• ITEMS

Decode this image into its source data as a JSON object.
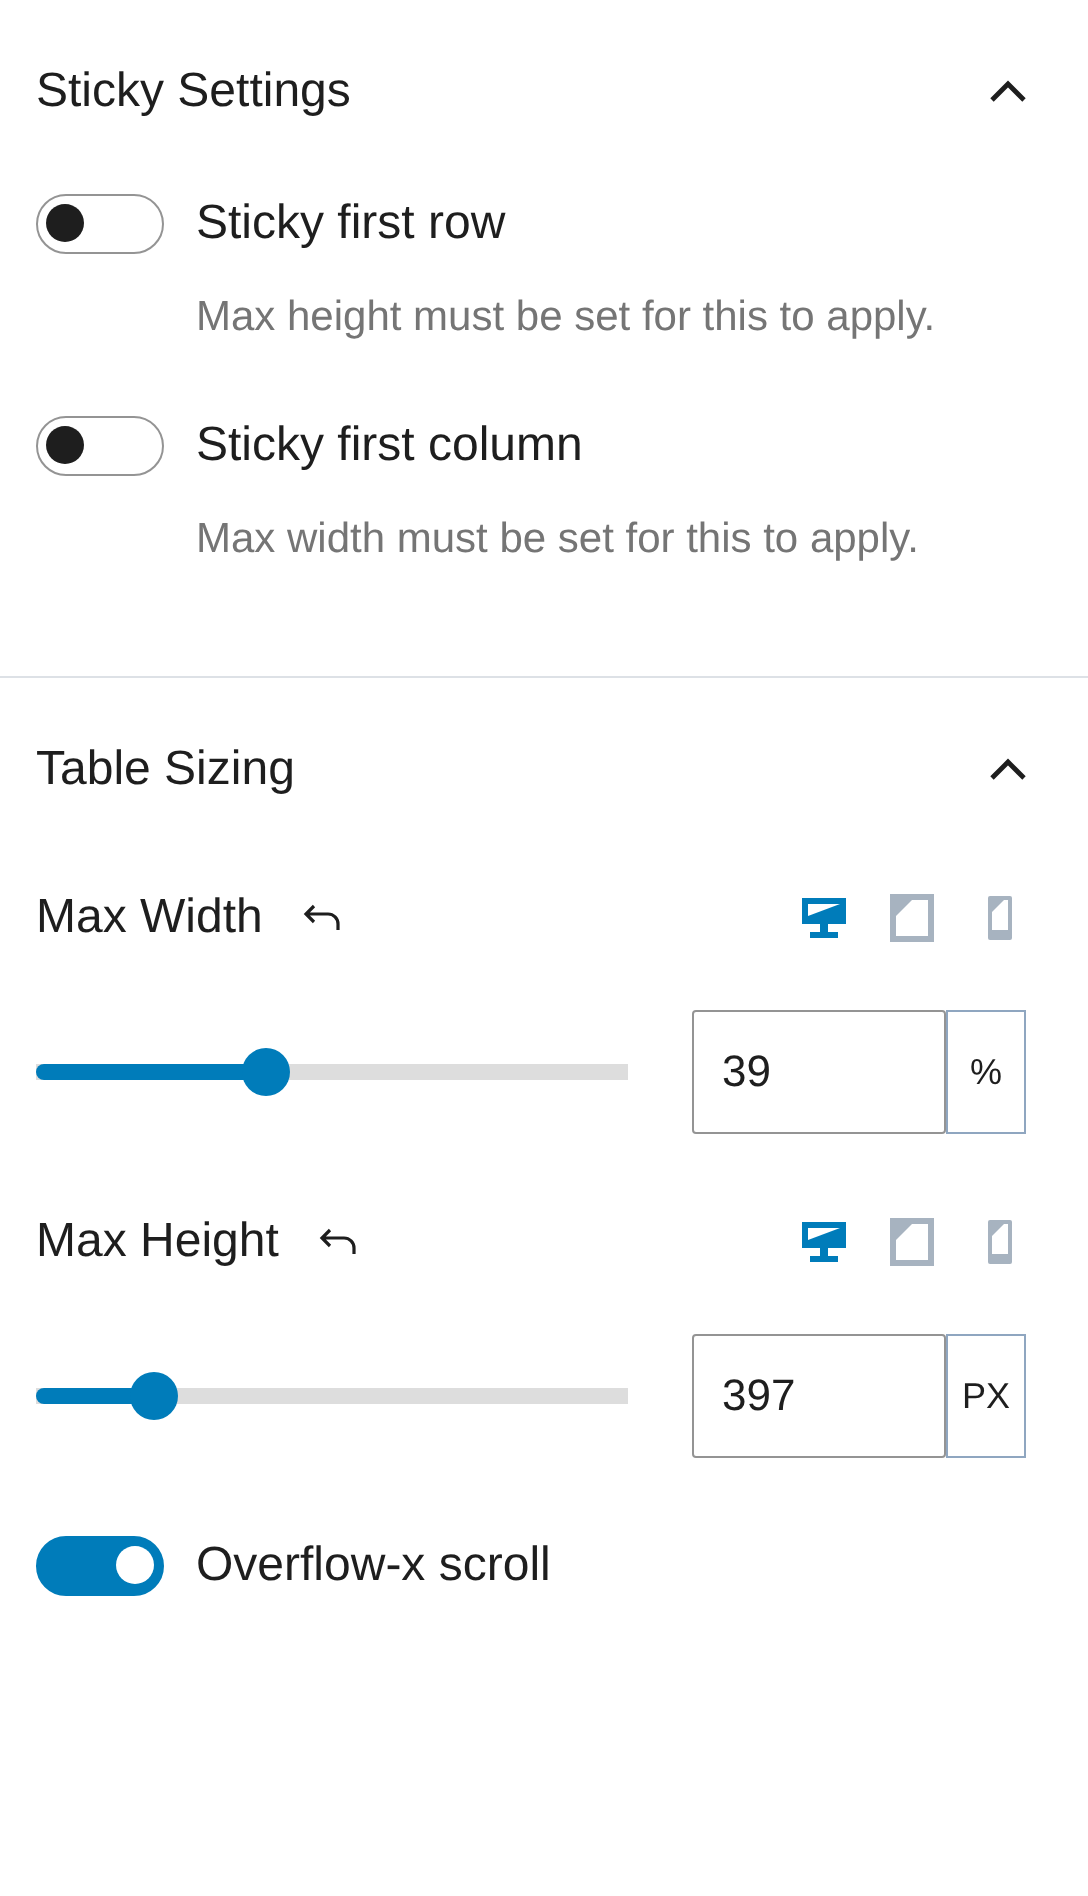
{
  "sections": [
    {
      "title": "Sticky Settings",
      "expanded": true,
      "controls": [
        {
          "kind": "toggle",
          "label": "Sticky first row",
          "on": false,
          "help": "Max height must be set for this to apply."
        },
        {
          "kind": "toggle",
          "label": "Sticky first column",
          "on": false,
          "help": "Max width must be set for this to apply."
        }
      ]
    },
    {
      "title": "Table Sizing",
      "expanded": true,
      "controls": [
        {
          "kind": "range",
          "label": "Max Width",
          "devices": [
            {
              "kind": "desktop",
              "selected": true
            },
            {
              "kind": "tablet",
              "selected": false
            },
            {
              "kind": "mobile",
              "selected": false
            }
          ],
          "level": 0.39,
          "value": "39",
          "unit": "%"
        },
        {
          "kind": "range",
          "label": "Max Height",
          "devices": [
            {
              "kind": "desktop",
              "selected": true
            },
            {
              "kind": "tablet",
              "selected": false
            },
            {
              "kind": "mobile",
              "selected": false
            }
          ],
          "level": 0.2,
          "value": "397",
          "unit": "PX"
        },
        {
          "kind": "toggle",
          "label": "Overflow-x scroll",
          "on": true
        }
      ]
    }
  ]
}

...

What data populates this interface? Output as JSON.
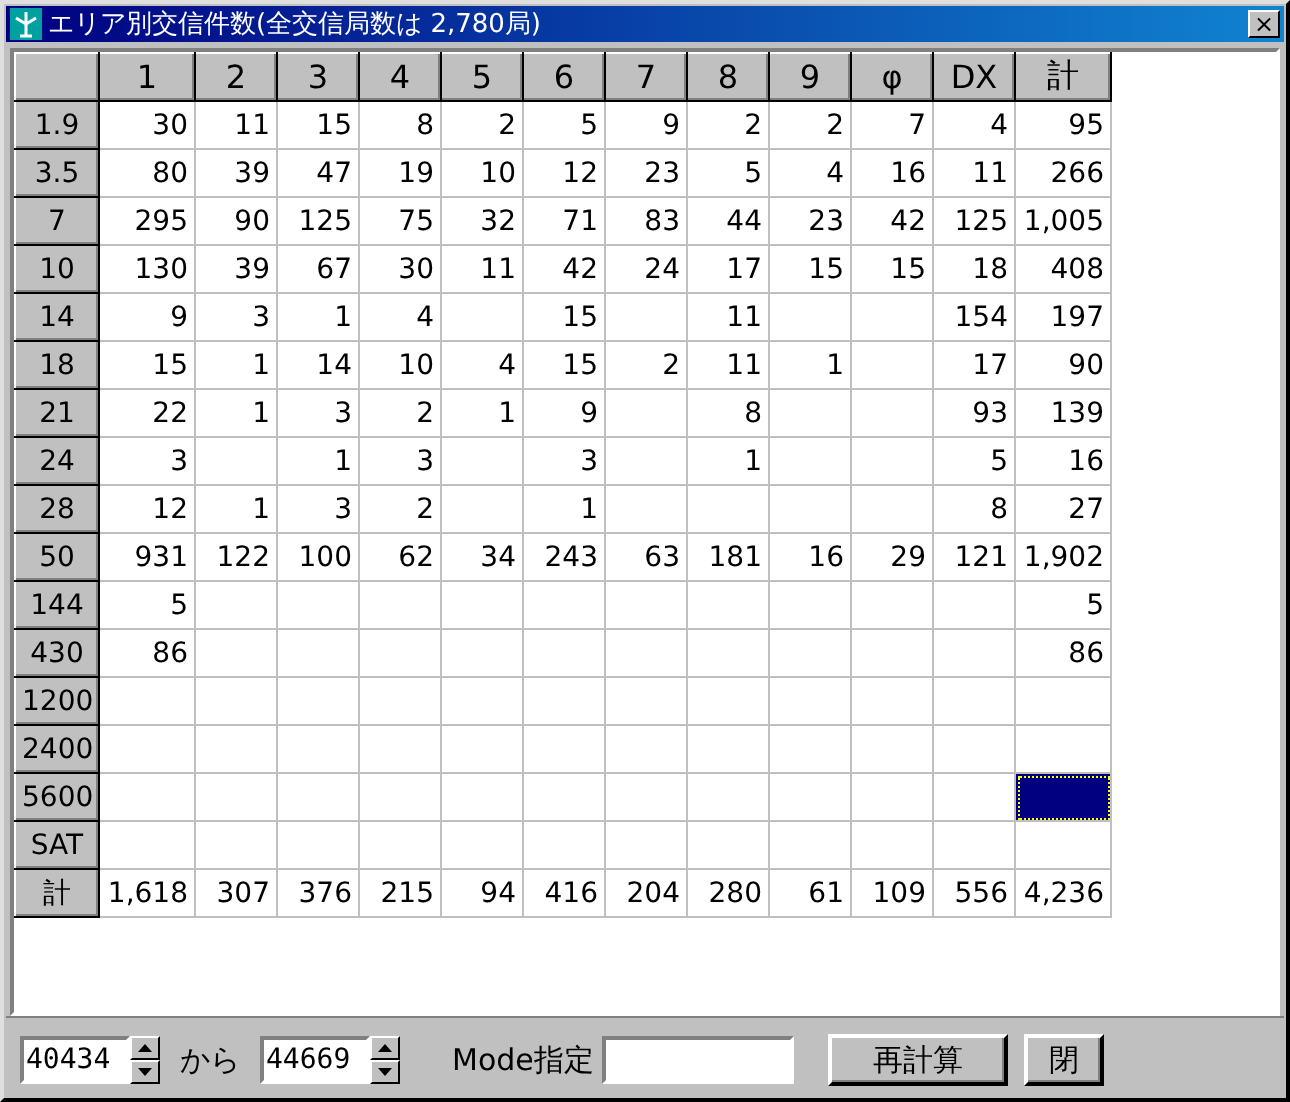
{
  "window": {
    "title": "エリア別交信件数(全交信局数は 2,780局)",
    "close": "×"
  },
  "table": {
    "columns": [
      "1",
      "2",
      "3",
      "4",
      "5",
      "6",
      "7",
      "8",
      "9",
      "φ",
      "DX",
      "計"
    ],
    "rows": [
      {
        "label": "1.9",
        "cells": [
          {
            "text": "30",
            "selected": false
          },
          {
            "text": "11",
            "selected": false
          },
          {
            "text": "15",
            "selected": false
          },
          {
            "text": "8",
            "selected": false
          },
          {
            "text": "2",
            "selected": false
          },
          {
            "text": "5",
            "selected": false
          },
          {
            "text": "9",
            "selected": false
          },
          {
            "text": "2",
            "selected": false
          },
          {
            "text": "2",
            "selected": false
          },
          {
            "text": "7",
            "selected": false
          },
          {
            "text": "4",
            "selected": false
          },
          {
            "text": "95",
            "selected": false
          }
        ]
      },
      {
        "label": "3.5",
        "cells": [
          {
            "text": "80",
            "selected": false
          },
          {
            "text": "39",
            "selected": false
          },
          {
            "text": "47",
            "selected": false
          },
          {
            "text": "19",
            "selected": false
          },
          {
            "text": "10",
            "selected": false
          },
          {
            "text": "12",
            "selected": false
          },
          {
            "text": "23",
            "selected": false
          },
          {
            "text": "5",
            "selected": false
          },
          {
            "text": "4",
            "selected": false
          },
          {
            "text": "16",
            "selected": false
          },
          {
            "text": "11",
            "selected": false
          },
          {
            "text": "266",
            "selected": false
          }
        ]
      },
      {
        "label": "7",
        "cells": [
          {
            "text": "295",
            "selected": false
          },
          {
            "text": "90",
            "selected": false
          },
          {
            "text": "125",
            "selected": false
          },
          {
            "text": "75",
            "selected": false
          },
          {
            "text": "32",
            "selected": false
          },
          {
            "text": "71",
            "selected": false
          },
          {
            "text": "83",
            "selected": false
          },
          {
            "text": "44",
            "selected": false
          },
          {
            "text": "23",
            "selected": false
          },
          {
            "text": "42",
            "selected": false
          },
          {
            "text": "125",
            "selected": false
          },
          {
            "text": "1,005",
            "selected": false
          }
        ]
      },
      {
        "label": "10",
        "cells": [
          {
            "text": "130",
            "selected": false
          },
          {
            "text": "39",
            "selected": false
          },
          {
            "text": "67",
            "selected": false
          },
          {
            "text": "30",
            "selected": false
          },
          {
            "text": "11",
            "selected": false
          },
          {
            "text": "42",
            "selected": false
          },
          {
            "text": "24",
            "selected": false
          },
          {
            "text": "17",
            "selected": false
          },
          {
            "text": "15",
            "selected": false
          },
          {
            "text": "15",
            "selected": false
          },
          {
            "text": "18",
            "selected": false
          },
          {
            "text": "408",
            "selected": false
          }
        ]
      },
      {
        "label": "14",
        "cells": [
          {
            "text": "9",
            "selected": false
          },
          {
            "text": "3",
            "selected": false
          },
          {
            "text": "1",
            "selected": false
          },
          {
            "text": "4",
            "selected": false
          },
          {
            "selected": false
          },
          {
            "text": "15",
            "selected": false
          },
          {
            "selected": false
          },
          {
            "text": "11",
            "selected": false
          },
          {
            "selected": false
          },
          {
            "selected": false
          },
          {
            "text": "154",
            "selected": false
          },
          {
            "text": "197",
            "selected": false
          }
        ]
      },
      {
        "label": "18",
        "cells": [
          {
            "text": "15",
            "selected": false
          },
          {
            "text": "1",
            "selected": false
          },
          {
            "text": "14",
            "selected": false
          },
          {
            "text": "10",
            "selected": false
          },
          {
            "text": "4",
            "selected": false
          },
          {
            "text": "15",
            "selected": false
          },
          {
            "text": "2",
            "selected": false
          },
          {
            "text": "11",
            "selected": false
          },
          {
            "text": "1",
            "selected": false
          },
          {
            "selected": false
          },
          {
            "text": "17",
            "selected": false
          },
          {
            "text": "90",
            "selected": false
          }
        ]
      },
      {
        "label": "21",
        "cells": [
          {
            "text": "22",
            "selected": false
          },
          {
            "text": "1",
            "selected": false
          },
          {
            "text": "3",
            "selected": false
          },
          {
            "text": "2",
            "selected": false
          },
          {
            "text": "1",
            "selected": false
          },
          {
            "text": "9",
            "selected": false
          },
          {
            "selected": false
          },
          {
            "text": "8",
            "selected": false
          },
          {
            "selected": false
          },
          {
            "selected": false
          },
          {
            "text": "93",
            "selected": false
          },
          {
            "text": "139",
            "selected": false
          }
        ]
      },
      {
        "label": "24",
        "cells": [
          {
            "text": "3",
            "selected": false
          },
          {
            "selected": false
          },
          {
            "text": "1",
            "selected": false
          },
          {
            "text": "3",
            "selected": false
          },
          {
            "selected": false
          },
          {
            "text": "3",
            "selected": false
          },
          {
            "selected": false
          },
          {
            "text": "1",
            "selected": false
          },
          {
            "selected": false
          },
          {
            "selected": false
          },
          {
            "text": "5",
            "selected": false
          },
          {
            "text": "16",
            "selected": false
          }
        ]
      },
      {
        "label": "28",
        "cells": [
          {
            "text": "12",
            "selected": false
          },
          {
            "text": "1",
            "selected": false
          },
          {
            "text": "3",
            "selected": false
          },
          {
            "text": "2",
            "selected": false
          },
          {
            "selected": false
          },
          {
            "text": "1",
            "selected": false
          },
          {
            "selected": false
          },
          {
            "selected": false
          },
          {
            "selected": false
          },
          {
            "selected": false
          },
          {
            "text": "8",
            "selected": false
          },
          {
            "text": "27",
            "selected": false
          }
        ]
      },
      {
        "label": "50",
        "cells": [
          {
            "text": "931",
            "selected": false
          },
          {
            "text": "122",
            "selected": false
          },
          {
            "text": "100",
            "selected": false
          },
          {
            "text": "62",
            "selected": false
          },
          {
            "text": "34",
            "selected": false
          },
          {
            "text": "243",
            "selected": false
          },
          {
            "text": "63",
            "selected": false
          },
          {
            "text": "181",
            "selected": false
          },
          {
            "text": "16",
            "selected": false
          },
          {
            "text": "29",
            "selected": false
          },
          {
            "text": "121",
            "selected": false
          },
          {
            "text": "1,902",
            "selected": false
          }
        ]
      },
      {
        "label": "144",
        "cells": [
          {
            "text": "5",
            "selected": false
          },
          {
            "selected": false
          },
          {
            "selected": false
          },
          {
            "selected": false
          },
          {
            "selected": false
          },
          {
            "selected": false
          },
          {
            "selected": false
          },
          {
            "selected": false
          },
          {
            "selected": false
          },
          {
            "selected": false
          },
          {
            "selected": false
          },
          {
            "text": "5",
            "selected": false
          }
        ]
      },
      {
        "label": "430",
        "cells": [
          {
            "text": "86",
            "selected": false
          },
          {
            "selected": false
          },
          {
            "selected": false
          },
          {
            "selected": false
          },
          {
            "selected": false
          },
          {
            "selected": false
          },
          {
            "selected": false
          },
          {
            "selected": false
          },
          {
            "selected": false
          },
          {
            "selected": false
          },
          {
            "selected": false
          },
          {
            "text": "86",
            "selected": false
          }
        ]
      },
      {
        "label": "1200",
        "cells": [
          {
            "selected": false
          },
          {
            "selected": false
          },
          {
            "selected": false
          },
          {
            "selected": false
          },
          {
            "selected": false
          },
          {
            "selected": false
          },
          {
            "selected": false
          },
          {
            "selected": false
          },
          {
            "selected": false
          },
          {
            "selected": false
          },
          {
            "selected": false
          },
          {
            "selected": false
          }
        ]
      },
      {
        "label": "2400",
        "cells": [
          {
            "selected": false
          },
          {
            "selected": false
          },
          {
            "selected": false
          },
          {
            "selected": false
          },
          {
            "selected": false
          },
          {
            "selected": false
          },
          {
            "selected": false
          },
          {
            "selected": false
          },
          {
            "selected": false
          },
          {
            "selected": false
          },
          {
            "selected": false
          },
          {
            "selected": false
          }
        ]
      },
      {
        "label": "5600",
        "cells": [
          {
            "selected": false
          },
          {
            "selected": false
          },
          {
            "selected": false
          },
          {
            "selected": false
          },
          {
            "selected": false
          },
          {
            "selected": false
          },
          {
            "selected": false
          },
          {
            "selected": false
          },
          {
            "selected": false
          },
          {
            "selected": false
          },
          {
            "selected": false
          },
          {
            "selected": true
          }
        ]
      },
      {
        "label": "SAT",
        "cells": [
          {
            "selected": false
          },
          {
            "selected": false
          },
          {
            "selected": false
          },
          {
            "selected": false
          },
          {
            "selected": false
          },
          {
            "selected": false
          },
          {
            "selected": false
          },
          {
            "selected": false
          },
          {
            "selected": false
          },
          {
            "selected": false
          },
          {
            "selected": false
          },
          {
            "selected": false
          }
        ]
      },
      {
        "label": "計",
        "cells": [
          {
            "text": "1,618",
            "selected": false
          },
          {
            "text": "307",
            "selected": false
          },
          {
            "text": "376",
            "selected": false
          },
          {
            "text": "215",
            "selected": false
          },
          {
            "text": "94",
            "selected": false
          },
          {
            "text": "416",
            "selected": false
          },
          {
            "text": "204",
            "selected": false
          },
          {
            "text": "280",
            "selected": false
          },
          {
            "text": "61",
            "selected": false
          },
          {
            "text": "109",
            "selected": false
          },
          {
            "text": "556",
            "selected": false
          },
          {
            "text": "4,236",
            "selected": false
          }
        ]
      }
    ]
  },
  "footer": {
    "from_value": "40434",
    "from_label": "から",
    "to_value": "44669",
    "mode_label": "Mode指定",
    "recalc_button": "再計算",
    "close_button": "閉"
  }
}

• WHAT YOU SHOULD DO
Go over the data above and copy every line that has the word "apply" in it.

• ANSWER FOR THIS EXERCISE
          "help": "Max height must be set for this to apply."
          "help": "Max width must be set for this to apply."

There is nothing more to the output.